### Passage provided
● ● ● ● ● ● ●

But Brown said Thursday that the intended layoffs will make the department “unable to perform essential functions,” and that will hurt students with disabilities and low-income students, who are “some of the primary beneficiaries of these services and funding.”
Filed in Massachusetts Thursday morning, the lawsuit argues the firings are “not supported by any actual reasoning or scientific determinations about how to eliminate purported waste in the Department,” and are instead “part and parcel of President Trump’s and Secretary McMahon’s opposition to the Department of Education’s entire existence.”
The lawsuit seeks a court order to block the firings and says the “executive branch does not have the legal authority to unilaterally incapacitate or dismantle the Department of Education without an act of Congress.”
State Superintendent Chris Reykdal also expressed doubts on Thursday that the department could continue to fulfill all of its responsibilities after this week’s mass reduction in force.
Reykdal said his office has already noticed cuts in the department — and he’s worried “exceedingly painful” response times are coming.
“The personnel cuts will be felt the first time we pick up a phone and call there and no one answers, or they say we’ve got large call volumes, or we’ll get back to you,” Reykdal said. “This stuff isn’t always urgent, but sometimes it is.”
More than that, though, Reykdal is concerned about what the cuts might mean for civil rights enforcement in public schools.
“When they get sideways with federal civil rights laws, that is the backstop. That’s the group that can come in and get corrective action,” he said. “So there’s an immediate risk to civil rights if that group is deteriorated too much.”
The department is also an important enforcement agency, Reykdal said, if a school is not providing adequate special education services to students with disabilities, as mandated by federal law.
“It’s the hammer when necessary,” he said.
EDITOR'S NOTE: This story was updated on March 13 to include statements and reaction from Washington Attorney General Nick Brown and Superintendent Chris Reykdal.

● ● ● ● ● ● ●

### Instruction
In the passage on the Education Department layoffs, in which state was the lawsuit filed?

### Dataset extract

● ● ● ● ● ● ●

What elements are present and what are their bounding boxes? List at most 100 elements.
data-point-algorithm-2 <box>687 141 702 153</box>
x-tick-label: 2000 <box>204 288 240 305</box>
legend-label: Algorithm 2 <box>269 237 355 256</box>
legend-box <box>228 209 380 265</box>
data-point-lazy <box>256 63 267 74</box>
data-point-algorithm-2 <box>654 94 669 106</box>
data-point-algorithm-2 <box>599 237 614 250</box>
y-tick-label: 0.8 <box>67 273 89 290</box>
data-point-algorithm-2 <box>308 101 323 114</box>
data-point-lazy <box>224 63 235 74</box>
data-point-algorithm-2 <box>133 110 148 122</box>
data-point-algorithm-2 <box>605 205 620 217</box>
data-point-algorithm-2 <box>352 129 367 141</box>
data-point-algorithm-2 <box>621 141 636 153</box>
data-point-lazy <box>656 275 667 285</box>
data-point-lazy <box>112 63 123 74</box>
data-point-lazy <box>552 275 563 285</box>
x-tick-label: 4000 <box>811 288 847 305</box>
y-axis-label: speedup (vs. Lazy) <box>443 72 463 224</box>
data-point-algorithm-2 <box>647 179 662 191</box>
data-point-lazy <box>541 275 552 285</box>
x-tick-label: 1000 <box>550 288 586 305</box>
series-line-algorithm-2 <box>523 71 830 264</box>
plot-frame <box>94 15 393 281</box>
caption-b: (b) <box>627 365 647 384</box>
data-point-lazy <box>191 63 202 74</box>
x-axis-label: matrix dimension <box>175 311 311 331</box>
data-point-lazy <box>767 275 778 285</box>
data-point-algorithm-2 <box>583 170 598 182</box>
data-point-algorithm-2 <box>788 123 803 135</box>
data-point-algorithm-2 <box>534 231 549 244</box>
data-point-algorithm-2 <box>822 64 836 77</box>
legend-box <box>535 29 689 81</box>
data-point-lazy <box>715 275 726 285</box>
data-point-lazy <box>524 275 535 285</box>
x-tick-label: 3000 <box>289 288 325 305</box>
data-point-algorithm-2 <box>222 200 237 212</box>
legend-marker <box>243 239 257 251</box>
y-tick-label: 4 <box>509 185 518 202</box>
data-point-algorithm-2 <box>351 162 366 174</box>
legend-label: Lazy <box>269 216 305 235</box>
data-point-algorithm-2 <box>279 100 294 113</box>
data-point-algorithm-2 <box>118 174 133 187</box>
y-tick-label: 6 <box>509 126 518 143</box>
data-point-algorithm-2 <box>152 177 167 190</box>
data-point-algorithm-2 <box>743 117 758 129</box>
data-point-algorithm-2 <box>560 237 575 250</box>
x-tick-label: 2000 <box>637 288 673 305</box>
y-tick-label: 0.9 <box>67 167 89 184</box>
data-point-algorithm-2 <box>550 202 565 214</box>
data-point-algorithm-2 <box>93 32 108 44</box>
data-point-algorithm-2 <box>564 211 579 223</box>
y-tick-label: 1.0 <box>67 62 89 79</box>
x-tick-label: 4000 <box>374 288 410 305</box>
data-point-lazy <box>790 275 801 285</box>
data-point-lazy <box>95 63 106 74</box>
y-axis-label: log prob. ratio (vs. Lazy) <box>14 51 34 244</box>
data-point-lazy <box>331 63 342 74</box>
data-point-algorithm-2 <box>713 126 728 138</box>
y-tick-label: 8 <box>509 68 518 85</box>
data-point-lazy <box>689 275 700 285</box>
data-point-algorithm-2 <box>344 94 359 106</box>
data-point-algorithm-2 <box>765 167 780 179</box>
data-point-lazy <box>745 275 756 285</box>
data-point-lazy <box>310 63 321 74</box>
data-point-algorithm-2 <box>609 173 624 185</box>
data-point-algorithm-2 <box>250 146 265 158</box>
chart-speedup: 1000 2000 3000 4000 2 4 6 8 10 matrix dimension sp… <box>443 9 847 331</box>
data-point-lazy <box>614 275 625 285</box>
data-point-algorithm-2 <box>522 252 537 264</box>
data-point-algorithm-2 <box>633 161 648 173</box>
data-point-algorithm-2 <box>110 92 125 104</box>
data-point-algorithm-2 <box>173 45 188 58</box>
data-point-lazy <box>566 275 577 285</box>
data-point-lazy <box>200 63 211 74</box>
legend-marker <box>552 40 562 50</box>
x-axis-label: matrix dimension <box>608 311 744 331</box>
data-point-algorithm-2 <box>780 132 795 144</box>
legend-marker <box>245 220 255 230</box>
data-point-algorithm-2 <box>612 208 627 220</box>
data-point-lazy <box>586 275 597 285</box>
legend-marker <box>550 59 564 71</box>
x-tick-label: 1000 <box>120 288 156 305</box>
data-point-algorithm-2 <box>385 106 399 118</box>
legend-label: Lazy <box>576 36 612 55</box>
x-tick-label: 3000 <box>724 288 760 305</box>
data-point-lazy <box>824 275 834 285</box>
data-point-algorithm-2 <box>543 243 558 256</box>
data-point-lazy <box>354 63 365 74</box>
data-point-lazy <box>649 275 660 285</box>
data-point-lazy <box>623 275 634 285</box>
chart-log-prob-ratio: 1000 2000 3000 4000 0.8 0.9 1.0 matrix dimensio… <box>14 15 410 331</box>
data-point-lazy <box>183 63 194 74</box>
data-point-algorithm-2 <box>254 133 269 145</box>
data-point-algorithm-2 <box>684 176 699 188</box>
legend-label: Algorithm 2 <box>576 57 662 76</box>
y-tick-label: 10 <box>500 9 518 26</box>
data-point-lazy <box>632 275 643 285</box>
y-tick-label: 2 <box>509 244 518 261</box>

● ● ● ● ● ● ●

### Task result
Massachusetts